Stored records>
## BEGIN

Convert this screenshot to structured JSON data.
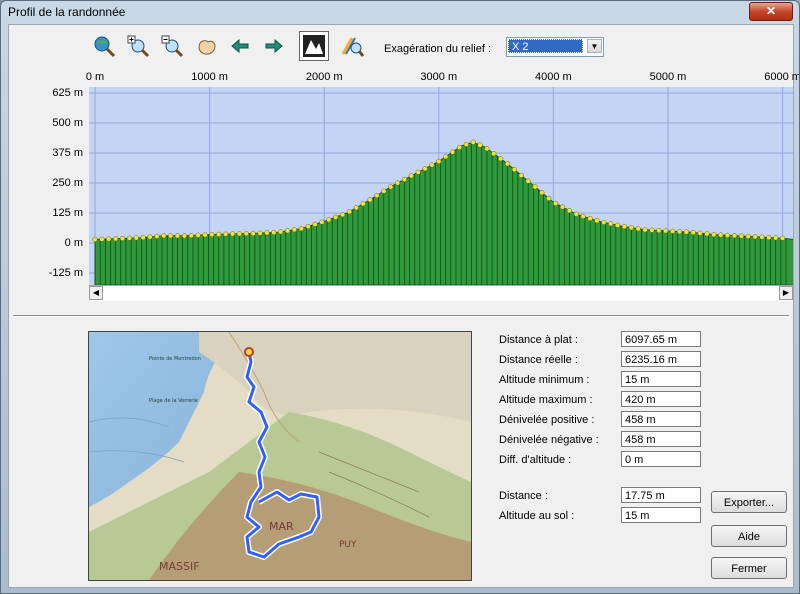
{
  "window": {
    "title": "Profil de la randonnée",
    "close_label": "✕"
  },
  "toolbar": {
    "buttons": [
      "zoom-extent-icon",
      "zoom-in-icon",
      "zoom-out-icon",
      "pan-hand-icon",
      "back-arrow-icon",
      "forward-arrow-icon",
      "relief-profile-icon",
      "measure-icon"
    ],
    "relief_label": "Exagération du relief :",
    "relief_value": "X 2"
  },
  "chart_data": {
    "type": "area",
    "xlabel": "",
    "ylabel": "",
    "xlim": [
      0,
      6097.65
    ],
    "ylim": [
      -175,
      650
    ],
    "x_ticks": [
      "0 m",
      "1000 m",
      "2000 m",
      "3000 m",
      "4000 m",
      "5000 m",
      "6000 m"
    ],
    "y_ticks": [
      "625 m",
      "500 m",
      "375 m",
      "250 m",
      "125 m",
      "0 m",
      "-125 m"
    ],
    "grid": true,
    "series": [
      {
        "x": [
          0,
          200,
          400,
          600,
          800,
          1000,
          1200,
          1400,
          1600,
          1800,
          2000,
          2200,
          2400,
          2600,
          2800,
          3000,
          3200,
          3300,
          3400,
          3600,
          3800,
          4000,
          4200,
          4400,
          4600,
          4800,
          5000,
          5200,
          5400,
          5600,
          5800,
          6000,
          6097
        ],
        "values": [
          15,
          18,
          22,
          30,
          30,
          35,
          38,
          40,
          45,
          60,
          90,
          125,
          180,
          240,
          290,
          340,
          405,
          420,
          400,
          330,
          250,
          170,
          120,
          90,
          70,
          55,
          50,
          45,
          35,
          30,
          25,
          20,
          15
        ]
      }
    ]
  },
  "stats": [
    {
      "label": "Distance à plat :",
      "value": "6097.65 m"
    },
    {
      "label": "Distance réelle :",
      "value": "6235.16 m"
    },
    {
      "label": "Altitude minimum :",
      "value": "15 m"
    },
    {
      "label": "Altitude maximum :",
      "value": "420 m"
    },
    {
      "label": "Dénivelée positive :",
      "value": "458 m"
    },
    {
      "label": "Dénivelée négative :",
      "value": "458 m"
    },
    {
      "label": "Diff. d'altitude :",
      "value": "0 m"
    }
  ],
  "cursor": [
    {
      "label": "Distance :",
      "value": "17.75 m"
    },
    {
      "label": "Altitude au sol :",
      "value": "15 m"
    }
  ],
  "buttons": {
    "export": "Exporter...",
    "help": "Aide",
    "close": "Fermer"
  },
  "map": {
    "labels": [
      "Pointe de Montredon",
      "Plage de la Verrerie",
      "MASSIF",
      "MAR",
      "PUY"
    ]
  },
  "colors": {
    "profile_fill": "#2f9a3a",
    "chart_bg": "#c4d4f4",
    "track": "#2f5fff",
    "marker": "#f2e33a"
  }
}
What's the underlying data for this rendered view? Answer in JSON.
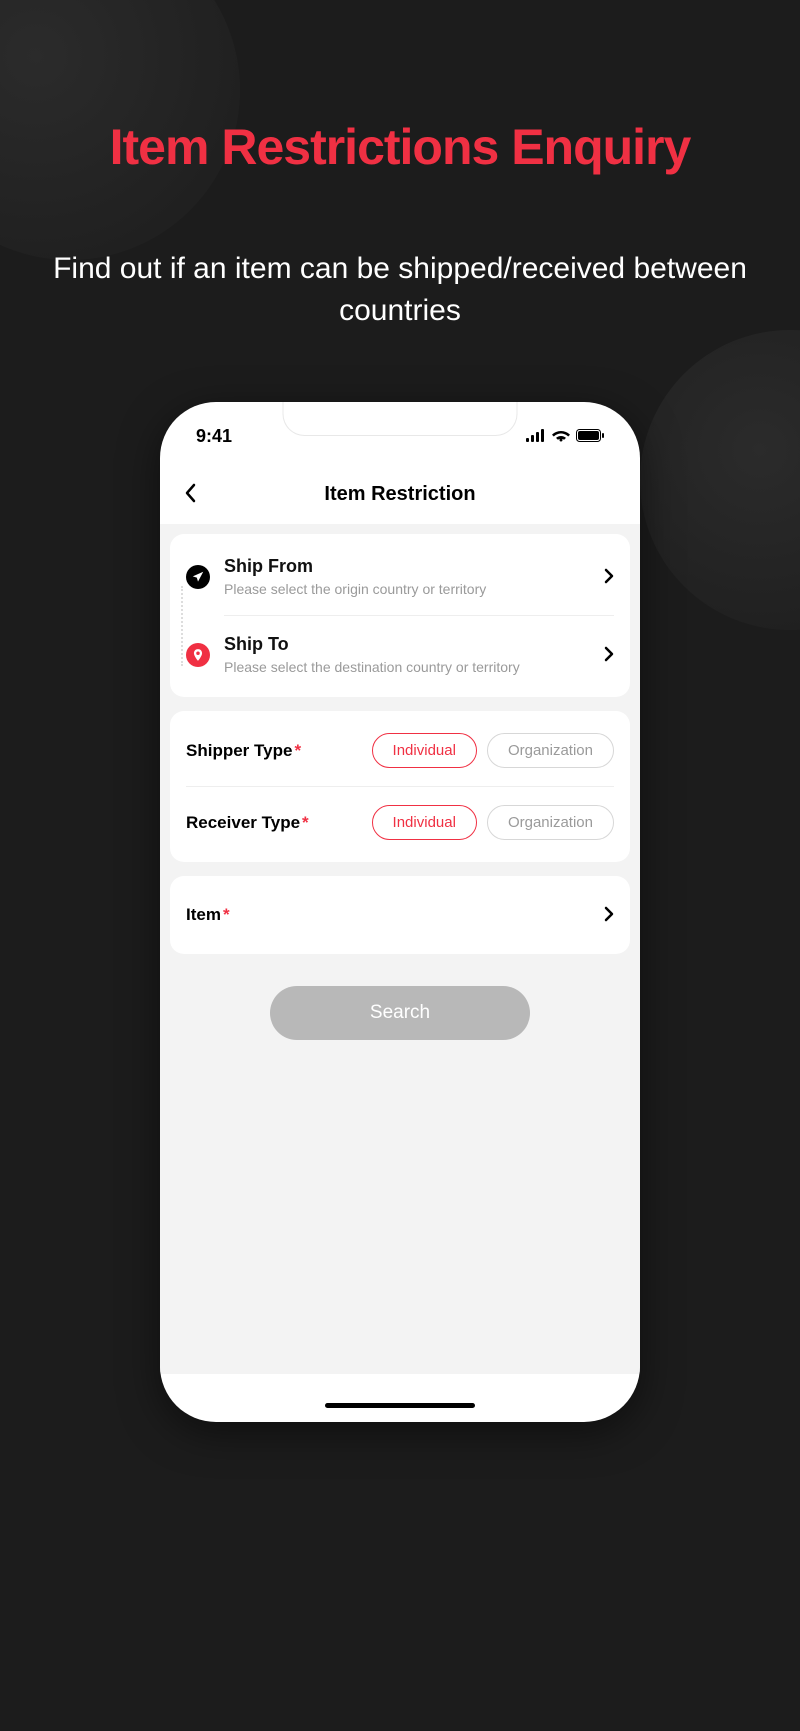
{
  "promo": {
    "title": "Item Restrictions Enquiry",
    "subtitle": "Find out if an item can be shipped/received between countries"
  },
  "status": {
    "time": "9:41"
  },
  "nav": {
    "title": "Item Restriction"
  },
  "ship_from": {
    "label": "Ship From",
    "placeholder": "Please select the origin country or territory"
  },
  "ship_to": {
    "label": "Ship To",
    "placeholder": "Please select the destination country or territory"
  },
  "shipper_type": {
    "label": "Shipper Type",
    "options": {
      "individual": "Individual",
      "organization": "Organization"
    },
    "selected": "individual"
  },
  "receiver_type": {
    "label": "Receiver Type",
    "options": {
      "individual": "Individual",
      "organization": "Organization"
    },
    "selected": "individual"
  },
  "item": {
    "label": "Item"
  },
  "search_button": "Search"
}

## END

Direction> Output all of the entries verbatim, leaving out any images.

Written reply>
Convert this screenshot to structured JSON data.
{
  "window": {
    "title": "Profil de la randonnée",
    "close_label": "✕"
  },
  "toolbar": {
    "buttons": [
      "zoom-extent-icon",
      "zoom-in-icon",
      "zoom-out-icon",
      "pan-hand-icon",
      "back-arrow-icon",
      "forward-arrow-icon",
      "relief-profile-icon",
      "measure-icon"
    ],
    "relief_label": "Exagération du relief :",
    "relief_value": "X 2"
  },
  "chart_data": {
    "type": "area",
    "xlabel": "",
    "ylabel": "",
    "xlim": [
      0,
      6097.65
    ],
    "ylim": [
      -175,
      650
    ],
    "x_ticks": [
      "0 m",
      "1000 m",
      "2000 m",
      "3000 m",
      "4000 m",
      "5000 m",
      "6000 m"
    ],
    "y_ticks": [
      "625 m",
      "500 m",
      "375 m",
      "250 m",
      "125 m",
      "0 m",
      "-125 m"
    ],
    "grid": true,
    "series": [
      {
        "x": [
          0,
          200,
          400,
          600,
          800,
          1000,
          1200,
          1400,
          1600,
          1800,
          2000,
          2200,
          2400,
          2600,
          2800,
          3000,
          3200,
          3300,
          3400,
          3600,
          3800,
          4000,
          4200,
          4400,
          4600,
          4800,
          5000,
          5200,
          5400,
          5600,
          5800,
          6000,
          6097
        ],
        "values": [
          15,
          18,
          22,
          30,
          30,
          35,
          38,
          40,
          45,
          60,
          90,
          125,
          180,
          240,
          290,
          340,
          405,
          420,
          400,
          330,
          250,
          170,
          120,
          90,
          70,
          55,
          50,
          45,
          35,
          30,
          25,
          20,
          15
        ]
      }
    ]
  },
  "stats": [
    {
      "label": "Distance à plat :",
      "value": "6097.65 m"
    },
    {
      "label": "Distance réelle :",
      "value": "6235.16 m"
    },
    {
      "label": "Altitude minimum :",
      "value": "15 m"
    },
    {
      "label": "Altitude maximum :",
      "value": "420 m"
    },
    {
      "label": "Dénivelée positive :",
      "value": "458 m"
    },
    {
      "label": "Dénivelée négative :",
      "value": "458 m"
    },
    {
      "label": "Diff. d'altitude :",
      "value": "0 m"
    }
  ],
  "cursor": [
    {
      "label": "Distance :",
      "value": "17.75 m"
    },
    {
      "label": "Altitude au sol :",
      "value": "15 m"
    }
  ],
  "buttons": {
    "export": "Exporter...",
    "help": "Aide",
    "close": "Fermer"
  },
  "map": {
    "labels": [
      "Pointe de Montredon",
      "Plage de la Verrerie",
      "MASSIF",
      "MAR",
      "PUY"
    ]
  },
  "colors": {
    "profile_fill": "#2f9a3a",
    "chart_bg": "#c4d4f4",
    "track": "#2f5fff",
    "marker": "#f2e33a"
  }
}
What's the underlying data for this rendered view? Answer in JSON.
{
  "promo": {
    "title": "Item Restrictions Enquiry",
    "subtitle": "Find out if an item can be shipped/received between countries"
  },
  "status": {
    "time": "9:41"
  },
  "nav": {
    "title": "Item Restriction"
  },
  "ship_from": {
    "label": "Ship From",
    "placeholder": "Please select the origin country or territory"
  },
  "ship_to": {
    "label": "Ship To",
    "placeholder": "Please select the destination country or territory"
  },
  "shipper_type": {
    "label": "Shipper Type",
    "options": {
      "individual": "Individual",
      "organization": "Organization"
    },
    "selected": "individual"
  },
  "receiver_type": {
    "label": "Receiver Type",
    "options": {
      "individual": "Individual",
      "organization": "Organization"
    },
    "selected": "individual"
  },
  "item": {
    "label": "Item"
  },
  "search_button": "Search"
}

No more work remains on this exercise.